Stored dataset items
<<<<
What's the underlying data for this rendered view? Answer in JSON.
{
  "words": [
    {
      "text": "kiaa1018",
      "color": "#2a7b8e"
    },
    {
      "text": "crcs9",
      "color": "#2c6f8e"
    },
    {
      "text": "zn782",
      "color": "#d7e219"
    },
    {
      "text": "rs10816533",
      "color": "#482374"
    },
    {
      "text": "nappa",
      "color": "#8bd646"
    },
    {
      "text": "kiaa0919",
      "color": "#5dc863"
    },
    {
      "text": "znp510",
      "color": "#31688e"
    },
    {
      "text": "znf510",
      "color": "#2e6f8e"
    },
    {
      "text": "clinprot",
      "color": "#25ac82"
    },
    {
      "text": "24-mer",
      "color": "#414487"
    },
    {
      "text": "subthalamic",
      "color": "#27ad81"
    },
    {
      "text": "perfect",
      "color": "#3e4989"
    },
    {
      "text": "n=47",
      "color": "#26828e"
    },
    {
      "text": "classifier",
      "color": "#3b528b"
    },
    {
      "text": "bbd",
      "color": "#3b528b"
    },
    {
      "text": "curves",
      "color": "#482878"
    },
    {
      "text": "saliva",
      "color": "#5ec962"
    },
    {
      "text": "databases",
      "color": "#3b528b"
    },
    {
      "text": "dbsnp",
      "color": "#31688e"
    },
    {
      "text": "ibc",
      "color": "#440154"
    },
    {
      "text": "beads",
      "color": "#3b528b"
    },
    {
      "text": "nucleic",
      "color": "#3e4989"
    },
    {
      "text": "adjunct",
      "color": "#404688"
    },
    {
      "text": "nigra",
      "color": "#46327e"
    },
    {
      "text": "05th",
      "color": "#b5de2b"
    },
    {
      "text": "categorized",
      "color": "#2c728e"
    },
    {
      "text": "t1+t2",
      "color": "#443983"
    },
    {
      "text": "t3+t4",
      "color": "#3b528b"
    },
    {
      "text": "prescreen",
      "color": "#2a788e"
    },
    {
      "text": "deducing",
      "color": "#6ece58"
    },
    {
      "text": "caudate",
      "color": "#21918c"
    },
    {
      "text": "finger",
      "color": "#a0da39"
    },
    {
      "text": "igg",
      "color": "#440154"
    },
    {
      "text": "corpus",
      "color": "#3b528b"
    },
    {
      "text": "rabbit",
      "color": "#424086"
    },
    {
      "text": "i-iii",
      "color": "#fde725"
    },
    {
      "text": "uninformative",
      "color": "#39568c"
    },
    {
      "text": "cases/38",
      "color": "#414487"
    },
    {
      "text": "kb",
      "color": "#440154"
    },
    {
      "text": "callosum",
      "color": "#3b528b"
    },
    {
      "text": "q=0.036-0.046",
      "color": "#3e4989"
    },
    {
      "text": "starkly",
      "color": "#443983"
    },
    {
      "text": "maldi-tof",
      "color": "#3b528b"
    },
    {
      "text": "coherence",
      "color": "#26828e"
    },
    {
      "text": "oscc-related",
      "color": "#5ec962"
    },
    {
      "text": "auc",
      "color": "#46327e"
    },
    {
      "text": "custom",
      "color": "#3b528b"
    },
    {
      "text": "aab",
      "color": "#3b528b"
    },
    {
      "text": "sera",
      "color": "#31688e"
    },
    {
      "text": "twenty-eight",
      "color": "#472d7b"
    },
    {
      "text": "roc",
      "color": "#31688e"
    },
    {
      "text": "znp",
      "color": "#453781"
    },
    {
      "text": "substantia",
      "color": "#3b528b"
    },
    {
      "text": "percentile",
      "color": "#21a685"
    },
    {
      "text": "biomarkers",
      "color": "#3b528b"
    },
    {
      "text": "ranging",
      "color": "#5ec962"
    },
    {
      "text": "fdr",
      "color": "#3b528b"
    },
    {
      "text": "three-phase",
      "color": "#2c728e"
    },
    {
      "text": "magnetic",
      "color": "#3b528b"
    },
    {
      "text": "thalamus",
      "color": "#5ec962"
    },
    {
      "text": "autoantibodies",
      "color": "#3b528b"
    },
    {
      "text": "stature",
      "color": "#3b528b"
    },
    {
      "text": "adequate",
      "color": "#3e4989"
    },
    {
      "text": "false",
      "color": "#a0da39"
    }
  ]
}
>>>>
> **Goal of the exercise**: Return the entries above in full and exactly as written.

> **Result**:
What's the underlying data for this rendered view? Answer in JSON.
{
  "words": [
    {
      "text": "kiaa1018",
      "color": "#2a7b8e"
    },
    {
      "text": "crcs9",
      "color": "#2c6f8e"
    },
    {
      "text": "zn782",
      "color": "#d7e219"
    },
    {
      "text": "rs10816533",
      "color": "#482374"
    },
    {
      "text": "nappa",
      "color": "#8bd646"
    },
    {
      "text": "kiaa0919",
      "color": "#5dc863"
    },
    {
      "text": "znp510",
      "color": "#31688e"
    },
    {
      "text": "znf510",
      "color": "#2e6f8e"
    },
    {
      "text": "clinprot",
      "color": "#25ac82"
    },
    {
      "text": "24-mer",
      "color": "#414487"
    },
    {
      "text": "subthalamic",
      "color": "#27ad81"
    },
    {
      "text": "perfect",
      "color": "#3e4989"
    },
    {
      "text": "n=47",
      "color": "#26828e"
    },
    {
      "text": "classifier",
      "color": "#3b528b"
    },
    {
      "text": "bbd",
      "color": "#3b528b"
    },
    {
      "text": "curves",
      "color": "#482878"
    },
    {
      "text": "saliva",
      "color": "#5ec962"
    },
    {
      "text": "databases",
      "color": "#3b528b"
    },
    {
      "text": "dbsnp",
      "color": "#31688e"
    },
    {
      "text": "ibc",
      "color": "#440154"
    },
    {
      "text": "beads",
      "color": "#3b528b"
    },
    {
      "text": "nucleic",
      "color": "#3e4989"
    },
    {
      "text": "adjunct",
      "color": "#404688"
    },
    {
      "text": "nigra",
      "color": "#46327e"
    },
    {
      "text": "05th",
      "color": "#b5de2b"
    },
    {
      "text": "categorized",
      "color": "#2c728e"
    },
    {
      "text": "t1+t2",
      "color": "#443983"
    },
    {
      "text": "t3+t4",
      "color": "#3b528b"
    },
    {
      "text": "prescreen",
      "color": "#2a788e"
    },
    {
      "text": "deducing",
      "color": "#6ece58"
    },
    {
      "text": "caudate",
      "color": "#21918c"
    },
    {
      "text": "finger",
      "color": "#a0da39"
    },
    {
      "text": "igg",
      "color": "#440154"
    },
    {
      "text": "corpus",
      "color": "#3b528b"
    },
    {
      "text": "rabbit",
      "color": "#424086"
    },
    {
      "text": "i-iii",
      "color": "#fde725"
    },
    {
      "text": "uninformative",
      "color": "#39568c"
    },
    {
      "text": "cases/38",
      "color": "#414487"
    },
    {
      "text": "kb",
      "color": "#440154"
    },
    {
      "text": "callosum",
      "color": "#3b528b"
    },
    {
      "text": "q=0.036-0.046",
      "color": "#3e4989"
    },
    {
      "text": "starkly",
      "color": "#443983"
    },
    {
      "text": "maldi-tof",
      "color": "#3b528b"
    },
    {
      "text": "coherence",
      "color": "#26828e"
    },
    {
      "text": "oscc-related",
      "color": "#5ec962"
    },
    {
      "text": "auc",
      "color": "#46327e"
    },
    {
      "text": "custom",
      "color": "#3b528b"
    },
    {
      "text": "aab",
      "color": "#3b528b"
    },
    {
      "text": "sera",
      "color": "#31688e"
    },
    {
      "text": "twenty-eight",
      "color": "#472d7b"
    },
    {
      "text": "roc",
      "color": "#31688e"
    },
    {
      "text": "znp",
      "color": "#453781"
    },
    {
      "text": "substantia",
      "color": "#3b528b"
    },
    {
      "text": "percentile",
      "color": "#21a685"
    },
    {
      "text": "biomarkers",
      "color": "#3b528b"
    },
    {
      "text": "ranging",
      "color": "#5ec962"
    },
    {
      "text": "fdr",
      "color": "#3b528b"
    },
    {
      "text": "three-phase",
      "color": "#2c728e"
    },
    {
      "text": "magnetic",
      "color": "#3b528b"
    },
    {
      "text": "thalamus",
      "color": "#5ec962"
    },
    {
      "text": "autoantibodies",
      "color": "#3b528b"
    },
    {
      "text": "stature",
      "color": "#3b528b"
    },
    {
      "text": "adequate",
      "color": "#3e4989"
    },
    {
      "text": "false",
      "color": "#a0da39"
    }
  ]
}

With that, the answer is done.